_Data entries_
....

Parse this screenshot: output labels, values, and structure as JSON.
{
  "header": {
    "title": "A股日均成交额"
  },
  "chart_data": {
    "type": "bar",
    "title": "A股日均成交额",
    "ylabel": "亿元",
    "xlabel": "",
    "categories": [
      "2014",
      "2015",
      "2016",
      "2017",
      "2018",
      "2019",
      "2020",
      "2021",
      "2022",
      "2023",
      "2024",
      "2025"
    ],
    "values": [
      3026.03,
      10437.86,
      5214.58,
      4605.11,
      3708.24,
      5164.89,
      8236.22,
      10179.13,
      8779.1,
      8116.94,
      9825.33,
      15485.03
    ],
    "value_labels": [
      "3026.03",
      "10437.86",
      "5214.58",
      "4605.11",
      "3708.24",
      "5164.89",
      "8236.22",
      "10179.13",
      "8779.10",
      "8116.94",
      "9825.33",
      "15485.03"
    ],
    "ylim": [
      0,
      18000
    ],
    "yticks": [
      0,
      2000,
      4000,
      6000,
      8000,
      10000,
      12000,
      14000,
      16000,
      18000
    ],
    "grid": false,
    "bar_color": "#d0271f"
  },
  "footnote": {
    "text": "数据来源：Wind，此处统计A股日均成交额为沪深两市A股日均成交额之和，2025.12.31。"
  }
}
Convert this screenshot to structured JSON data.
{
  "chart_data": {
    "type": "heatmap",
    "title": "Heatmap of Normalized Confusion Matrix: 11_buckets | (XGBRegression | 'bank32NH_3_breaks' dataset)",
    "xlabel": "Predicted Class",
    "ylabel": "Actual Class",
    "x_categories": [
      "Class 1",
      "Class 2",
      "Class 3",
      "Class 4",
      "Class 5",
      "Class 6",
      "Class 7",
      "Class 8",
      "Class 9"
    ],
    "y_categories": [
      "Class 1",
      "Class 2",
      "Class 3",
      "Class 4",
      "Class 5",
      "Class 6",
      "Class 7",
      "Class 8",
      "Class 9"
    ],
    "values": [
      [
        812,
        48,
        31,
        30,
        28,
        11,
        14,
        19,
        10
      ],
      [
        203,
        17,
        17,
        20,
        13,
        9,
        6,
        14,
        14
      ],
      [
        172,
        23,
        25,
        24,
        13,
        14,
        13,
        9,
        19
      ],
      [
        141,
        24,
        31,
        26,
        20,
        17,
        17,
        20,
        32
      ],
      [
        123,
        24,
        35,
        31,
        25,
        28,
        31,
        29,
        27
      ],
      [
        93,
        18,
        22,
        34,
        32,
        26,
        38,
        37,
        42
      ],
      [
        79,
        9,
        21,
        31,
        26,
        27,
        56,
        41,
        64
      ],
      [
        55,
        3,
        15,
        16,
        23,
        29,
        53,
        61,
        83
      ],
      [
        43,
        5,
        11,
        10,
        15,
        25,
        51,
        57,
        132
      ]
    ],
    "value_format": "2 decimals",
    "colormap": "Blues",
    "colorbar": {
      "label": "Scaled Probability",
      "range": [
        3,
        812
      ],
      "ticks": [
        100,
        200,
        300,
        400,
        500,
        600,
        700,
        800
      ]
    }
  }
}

....

_Short exercise_
Exact output of every entry is required.

_Final result_
Parse this screenshot: output labels, values, and structure as JSON.
{
  "header": {
    "title": "A股日均成交额"
  },
  "chart_data": {
    "type": "bar",
    "title": "A股日均成交额",
    "ylabel": "亿元",
    "xlabel": "",
    "categories": [
      "2014",
      "2015",
      "2016",
      "2017",
      "2018",
      "2019",
      "2020",
      "2021",
      "2022",
      "2023",
      "2024",
      "2025"
    ],
    "values": [
      3026.03,
      10437.86,
      5214.58,
      4605.11,
      3708.24,
      5164.89,
      8236.22,
      10179.13,
      8779.1,
      8116.94,
      9825.33,
      15485.03
    ],
    "value_labels": [
      "3026.03",
      "10437.86",
      "5214.58",
      "4605.11",
      "3708.24",
      "5164.89",
      "8236.22",
      "10179.13",
      "8779.10",
      "8116.94",
      "9825.33",
      "15485.03"
    ],
    "ylim": [
      0,
      18000
    ],
    "yticks": [
      0,
      2000,
      4000,
      6000,
      8000,
      10000,
      12000,
      14000,
      16000,
      18000
    ],
    "grid": false,
    "bar_color": "#d0271f"
  },
  "footnote": {
    "text": "数据来源：Wind，此处统计A股日均成交额为沪深两市A股日均成交额之和，2025.12.31。"
  }
}
Convert this screenshot to structured JSON data.
{
  "chart_data": {
    "type": "heatmap",
    "title": "Heatmap of Normalized Confusion Matrix: 11_buckets | (XGBRegression | 'bank32NH_3_breaks' dataset)",
    "xlabel": "Predicted Class",
    "ylabel": "Actual Class",
    "x_categories": [
      "Class 1",
      "Class 2",
      "Class 3",
      "Class 4",
      "Class 5",
      "Class 6",
      "Class 7",
      "Class 8",
      "Class 9"
    ],
    "y_categories": [
      "Class 1",
      "Class 2",
      "Class 3",
      "Class 4",
      "Class 5",
      "Class 6",
      "Class 7",
      "Class 8",
      "Class 9"
    ],
    "values": [
      [
        812,
        48,
        31,
        30,
        28,
        11,
        14,
        19,
        10
      ],
      [
        203,
        17,
        17,
        20,
        13,
        9,
        6,
        14,
        14
      ],
      [
        172,
        23,
        25,
        24,
        13,
        14,
        13,
        9,
        19
      ],
      [
        141,
        24,
        31,
        26,
        20,
        17,
        17,
        20,
        32
      ],
      [
        123,
        24,
        35,
        31,
        25,
        28,
        31,
        29,
        27
      ],
      [
        93,
        18,
        22,
        34,
        32,
        26,
        38,
        37,
        42
      ],
      [
        79,
        9,
        21,
        31,
        26,
        27,
        56,
        41,
        64
      ],
      [
        55,
        3,
        15,
        16,
        23,
        29,
        53,
        61,
        83
      ],
      [
        43,
        5,
        11,
        10,
        15,
        25,
        51,
        57,
        132
      ]
    ],
    "value_format": "2 decimals",
    "colormap": "Blues",
    "colorbar": {
      "label": "Scaled Probability",
      "range": [
        3,
        812
      ],
      "ticks": [
        100,
        200,
        300,
        400,
        500,
        600,
        700,
        800
      ]
    }
  }
}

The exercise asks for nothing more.